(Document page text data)
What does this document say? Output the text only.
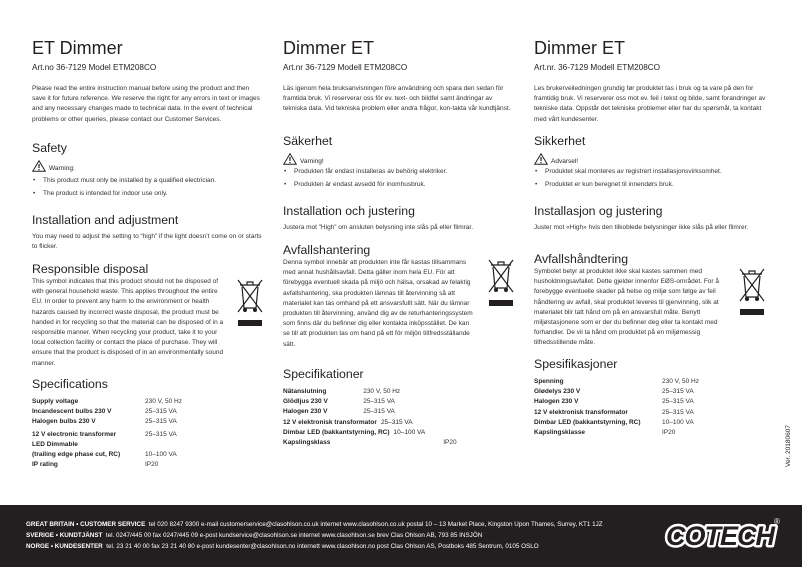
ET Dimmer
Art.no 36-7129 Model ETM208CO

Please read the entire instruction manual before using the product and then save it for future reference. We reserve the right for any errors in text or images and any necessary changes made to technical data. In the event of technical problems or other queries, please contact our Customer Services.

Safety
Warning:
• This product must only be installed by a qualified electrician.
• The product is intended for indoor use only.
Installation and adjustment

You may need to adjust the setting to “high” if the light doesn’t come on or starts to flicker.

Responsible disposal

This symbol indicates that this product should not be disposed of with general household waste. This applies throughout the entire EU. In order to prevent any harm to the environment or health hazards caused by incorrect waste disposal, the product must be handed in for recycling so that the material can be disposed of in a responsible manner. When recycling your product, take it to your local collection facility or contact the place of purchase. They will ensure that the product is disposed of in an environmentally sound manner.

Specifications
Supply voltage	230 V, 50 Hz
Incandescent bulbs 230 V	25–315 VA
Halogen bulbs 230 V	25–315 VA

12 V electronic transformer	25–315 VA
LED Dimmable	
(trailing edge phase cut, RC)	10–100 VA
IP rating	IP20
Dimmer ET
Art.nr 36-7129 Modell ETM208CO

Läs igenom hela bruksanvisningen före användning och spara den sedan för framtida bruk. Vi reserverar oss för ev. text- och bildfel samt ändringar av tekniska data. Vid tekniska problem eller andra frågor, kon-takta vår kundtjänst.

Säkerhet
Varning!
• Produkten får endast installeras av behörig elektriker.
• Produkten är endast avsedd för inomhusbruk.
Installation och justering

Justera mot ”High” om ansluten belysning inte slås på eller flimrar.

Avfallshantering

Denna symbol innebär att produkten inte får kastas tillsammans med annat hushållsavfall. Detta gäller inom hela EU. För att förebygga eventuell skada på miljö och hälsa, orsakad av felaktig avfallshantering, ska produkten lämnas till återvinning så att materialet kan tas omhand på ett ansvarsfullt sätt. När du lämnar produkten till återvinning, använd dig av de returhanteringssystem som finns där du befinner dig eller kontakta inköpsstället. De kan se till att produkten tas om hand på ett för miljön tillfredsställande sätt.

Specifikationer
Nätanslutning	230 V, 50 Hz	
Glödljus 230 V	25–315 VA	
Halogen 230 V	25–315 VA	
12 V elektronisk transformator 25–315 VA		
Dimbar LED (bakkantstyrning, RC) 10–100 VA		
Kapslingsklass		IP20
Dimmer ET
Art.nr. 36-7129 Modell ETM208CO

Les brukerveiledningen grundig før produktet tas i bruk og ta vare på den for framtidig bruk. Vi reserverer oss mot ev. feil i tekst og bilde, samt forandringer av tekniske data. Oppstår det tekniske problemer eller har du spørsmål, ta kontakt med vårt kundesenter.

Sikkerhet
Advarsel!
• Produktet skal monteres av registrert installasjonsvirksomhet.
• Produktet er kun beregnet til innendørs bruk.
Installasjon og justering

Juster mot «High» hvis den tilkoblede belysninger ikke slås på eller flimrer.

Avfallshåndtering

Symbolet betyr at produktet ikke skal kastes sammen med husholdningsavfallet. Dette gjelder innenfor EØS-området. For å forebygge eventuelle skader på helse og miljø som følge av feil håndtering av avfall, skal produktet leveres til gjenvinning, slik at materialet blir tatt hånd om på en ansvarsfull måte. Benytt miljøstasjonene som er der du befinner deg eller ta kontakt med forhandler. De vil ta hånd om produktet på en miljømessig tilfredsstillende måte.

Spesifikasjoner
Spenning	230 V, 50 Hz
Glødelys 230 V	25–315 VA
Halogen 230 V	25–315 VA
12 V elektronisk transformator	25–315 VA
Dimbar LED (bakkantstyrning, RC)	10–100 VA
Kapslingsklasse	IP20	Ver. 20180607
GREAT BRITAIN • CUSTOMER SERVICE tel 020 8247 9300 e-mail customerservice@clasohlson.co.uk internet www.clasohlson.co.uk postal 10 – 13 Market Place, Kingston Upon Thames, Surrey, KT1 1JZ
SVERIGE • KUNDTJÄNST tel. 0247/445 00 fax 0247/445 09 e-post kundservice@clasohlson.se internet www.clasohlson.se brev Clas Ohlson AB, 793 85 INSJÖN
NORGE • KUNDESENTER tel. 23 21 40 00 fax 23 21 40 80 e-post kundesenter@clasohlson.no internett www.clasohlson.no post Clas Ohlson AS, Postboks 485 Sentrum, 0105 OSLO	COTECH ®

- Your goal: Search the entries for the string "clasohlson" and copy each line where it occurs.

- Solution to the problem:
GREAT BRITAIN • CUSTOMER SERVICE tel 020 8247 9300 e-mail customerservice@clasohlson.co.uk internet www.clasohlson.co.uk postal 10 – 13 Market Place, Kingston Upon Thames, Surrey, KT1 1JZ
SVERIGE • KUNDTJÄNST tel. 0247/445 00 fax 0247/445 09 e-post kundservice@clasohlson.se internet www.clasohlson.se brev Clas Ohlson AB, 793 85 INSJÖN
NORGE • KUNDESENTER tel. 23 21 40 00 fax 23 21 40 80 e-post kundesenter@clasohlson.no internett www.clasohlson.no post Clas Ohlson AS, Postboks 485 Sentrum, 0105 OSLO	COTECH ®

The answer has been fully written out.